Retype each of the following lines verbatim, keeping every character, dash, ellipsis, and bracketed coordinate unchanged.

** Records to use **

** START **

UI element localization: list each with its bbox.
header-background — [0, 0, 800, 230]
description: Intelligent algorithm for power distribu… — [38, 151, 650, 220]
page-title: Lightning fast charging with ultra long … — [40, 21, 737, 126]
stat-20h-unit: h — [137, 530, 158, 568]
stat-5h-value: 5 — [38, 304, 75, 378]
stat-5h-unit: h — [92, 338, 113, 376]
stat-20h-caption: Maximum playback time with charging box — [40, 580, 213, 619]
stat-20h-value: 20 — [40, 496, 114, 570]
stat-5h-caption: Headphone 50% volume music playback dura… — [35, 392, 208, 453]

** END **

** In response **
UI element localization: list each with its bbox.
header-background — [0, 0, 800, 230]
description: Intelligent algorithm for power distribu… — [38, 151, 650, 220]
page-title: Lightning fast charging with ultra long … — [40, 21, 737, 126]
stat-20h-unit: h — [137, 530, 158, 568]
stat-5h-value: 5 — [38, 304, 75, 378]
stat-5h-unit: h — [92, 338, 113, 376]
stat-20h-caption: Maximum playback time with charging box — [40, 580, 213, 619]
stat-20h-value: 20 — [40, 496, 114, 570]
stat-5h-caption: Headphone 50% volume music playback dura… — [35, 392, 208, 453]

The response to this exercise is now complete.